[start of Given data]

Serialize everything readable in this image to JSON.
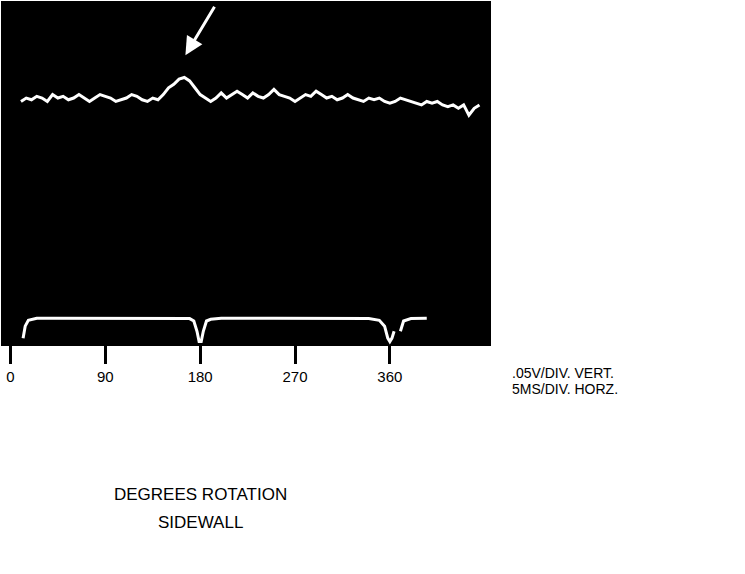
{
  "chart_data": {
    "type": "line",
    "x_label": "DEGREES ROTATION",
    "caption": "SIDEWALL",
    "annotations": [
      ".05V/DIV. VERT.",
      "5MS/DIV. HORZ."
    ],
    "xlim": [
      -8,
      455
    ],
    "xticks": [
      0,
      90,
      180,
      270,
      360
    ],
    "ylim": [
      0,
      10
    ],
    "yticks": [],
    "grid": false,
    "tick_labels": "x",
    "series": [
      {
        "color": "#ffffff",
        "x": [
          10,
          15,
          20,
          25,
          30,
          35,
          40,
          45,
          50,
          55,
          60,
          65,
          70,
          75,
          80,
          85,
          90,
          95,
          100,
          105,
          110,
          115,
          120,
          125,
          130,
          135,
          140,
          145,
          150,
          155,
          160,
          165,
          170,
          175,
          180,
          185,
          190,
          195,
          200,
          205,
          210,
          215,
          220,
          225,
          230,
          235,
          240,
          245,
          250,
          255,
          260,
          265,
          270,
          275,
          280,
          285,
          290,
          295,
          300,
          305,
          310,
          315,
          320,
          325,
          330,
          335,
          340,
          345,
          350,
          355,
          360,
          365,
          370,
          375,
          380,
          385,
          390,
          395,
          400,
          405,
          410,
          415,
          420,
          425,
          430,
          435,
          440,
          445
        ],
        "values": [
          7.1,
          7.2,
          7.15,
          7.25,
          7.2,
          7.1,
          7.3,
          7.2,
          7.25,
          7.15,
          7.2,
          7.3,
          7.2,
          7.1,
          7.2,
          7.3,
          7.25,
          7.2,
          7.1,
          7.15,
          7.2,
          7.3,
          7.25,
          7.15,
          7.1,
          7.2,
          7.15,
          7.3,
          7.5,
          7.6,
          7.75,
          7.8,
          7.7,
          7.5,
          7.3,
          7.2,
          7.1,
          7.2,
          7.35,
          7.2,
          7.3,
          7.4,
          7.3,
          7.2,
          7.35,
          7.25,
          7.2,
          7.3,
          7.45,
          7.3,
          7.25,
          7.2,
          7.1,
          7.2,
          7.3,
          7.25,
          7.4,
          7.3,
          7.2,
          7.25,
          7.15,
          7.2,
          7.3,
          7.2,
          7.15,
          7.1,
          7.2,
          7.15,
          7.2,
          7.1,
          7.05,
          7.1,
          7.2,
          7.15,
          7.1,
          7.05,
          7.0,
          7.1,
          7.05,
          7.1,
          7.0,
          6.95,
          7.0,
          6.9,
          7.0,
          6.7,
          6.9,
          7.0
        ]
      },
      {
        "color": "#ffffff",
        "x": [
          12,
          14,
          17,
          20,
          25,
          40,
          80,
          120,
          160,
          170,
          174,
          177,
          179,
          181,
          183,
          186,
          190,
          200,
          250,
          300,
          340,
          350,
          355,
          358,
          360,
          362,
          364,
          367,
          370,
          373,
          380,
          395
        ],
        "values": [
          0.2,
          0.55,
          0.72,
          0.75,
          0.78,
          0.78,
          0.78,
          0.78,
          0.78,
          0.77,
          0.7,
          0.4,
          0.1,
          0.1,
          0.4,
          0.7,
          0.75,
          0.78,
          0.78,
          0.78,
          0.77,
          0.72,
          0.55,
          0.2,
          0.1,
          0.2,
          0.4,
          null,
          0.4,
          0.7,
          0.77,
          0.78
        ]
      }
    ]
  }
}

[end of Given data]
[start of Given data]

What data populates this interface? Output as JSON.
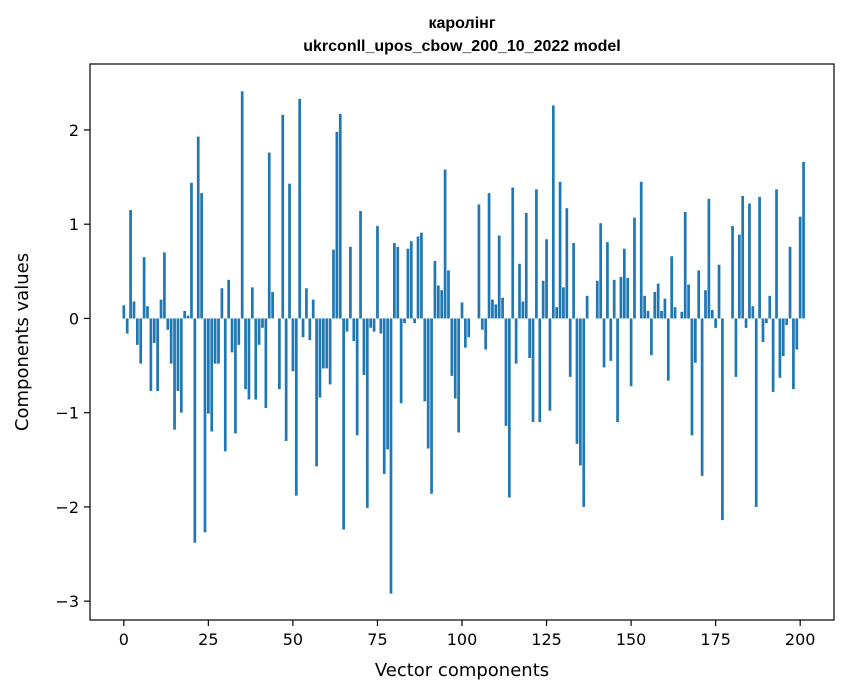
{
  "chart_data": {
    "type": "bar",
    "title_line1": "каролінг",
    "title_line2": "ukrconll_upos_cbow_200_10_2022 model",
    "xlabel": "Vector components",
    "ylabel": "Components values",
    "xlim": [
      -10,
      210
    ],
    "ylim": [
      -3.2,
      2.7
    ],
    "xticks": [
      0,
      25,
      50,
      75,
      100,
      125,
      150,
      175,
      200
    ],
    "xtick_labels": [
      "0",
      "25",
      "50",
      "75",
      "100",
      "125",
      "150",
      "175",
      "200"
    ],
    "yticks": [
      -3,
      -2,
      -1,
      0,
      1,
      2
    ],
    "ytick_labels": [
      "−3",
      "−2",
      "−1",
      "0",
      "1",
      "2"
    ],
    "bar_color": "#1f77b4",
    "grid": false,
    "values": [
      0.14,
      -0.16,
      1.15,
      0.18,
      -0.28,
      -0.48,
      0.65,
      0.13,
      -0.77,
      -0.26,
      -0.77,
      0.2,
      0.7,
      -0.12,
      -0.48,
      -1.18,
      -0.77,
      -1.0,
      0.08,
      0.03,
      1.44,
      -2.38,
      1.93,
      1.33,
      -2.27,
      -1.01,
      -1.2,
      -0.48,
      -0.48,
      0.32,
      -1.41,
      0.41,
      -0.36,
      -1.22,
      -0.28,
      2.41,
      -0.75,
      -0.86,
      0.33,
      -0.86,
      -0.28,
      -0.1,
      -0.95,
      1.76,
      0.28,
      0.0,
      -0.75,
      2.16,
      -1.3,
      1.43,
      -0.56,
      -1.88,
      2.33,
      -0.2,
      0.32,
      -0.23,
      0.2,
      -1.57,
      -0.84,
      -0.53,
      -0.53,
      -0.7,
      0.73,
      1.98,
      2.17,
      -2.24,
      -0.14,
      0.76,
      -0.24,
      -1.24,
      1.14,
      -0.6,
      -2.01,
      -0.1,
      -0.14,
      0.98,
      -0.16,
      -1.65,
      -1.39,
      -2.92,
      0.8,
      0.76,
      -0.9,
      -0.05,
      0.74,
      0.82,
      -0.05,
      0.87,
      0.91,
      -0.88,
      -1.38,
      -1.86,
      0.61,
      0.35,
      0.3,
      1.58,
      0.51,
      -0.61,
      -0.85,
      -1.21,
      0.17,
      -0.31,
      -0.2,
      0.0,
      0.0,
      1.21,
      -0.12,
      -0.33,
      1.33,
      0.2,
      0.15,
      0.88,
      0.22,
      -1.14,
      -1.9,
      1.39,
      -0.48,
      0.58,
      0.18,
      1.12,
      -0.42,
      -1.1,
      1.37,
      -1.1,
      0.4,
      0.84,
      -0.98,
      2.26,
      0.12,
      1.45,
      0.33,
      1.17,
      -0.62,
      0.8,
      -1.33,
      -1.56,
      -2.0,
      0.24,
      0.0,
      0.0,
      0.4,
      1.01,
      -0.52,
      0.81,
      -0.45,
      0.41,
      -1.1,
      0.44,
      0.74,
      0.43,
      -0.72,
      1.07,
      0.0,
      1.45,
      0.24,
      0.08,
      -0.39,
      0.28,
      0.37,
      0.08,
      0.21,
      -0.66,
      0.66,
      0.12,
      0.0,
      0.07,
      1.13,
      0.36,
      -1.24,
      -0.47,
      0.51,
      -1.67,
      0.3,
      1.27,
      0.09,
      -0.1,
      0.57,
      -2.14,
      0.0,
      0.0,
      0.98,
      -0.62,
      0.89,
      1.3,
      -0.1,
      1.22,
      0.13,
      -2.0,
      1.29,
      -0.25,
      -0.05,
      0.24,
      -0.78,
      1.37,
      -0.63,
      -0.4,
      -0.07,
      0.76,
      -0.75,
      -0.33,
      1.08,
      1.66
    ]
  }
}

[end of Given data]

Look through the material and say how many lines hold "this". Give the number only.

2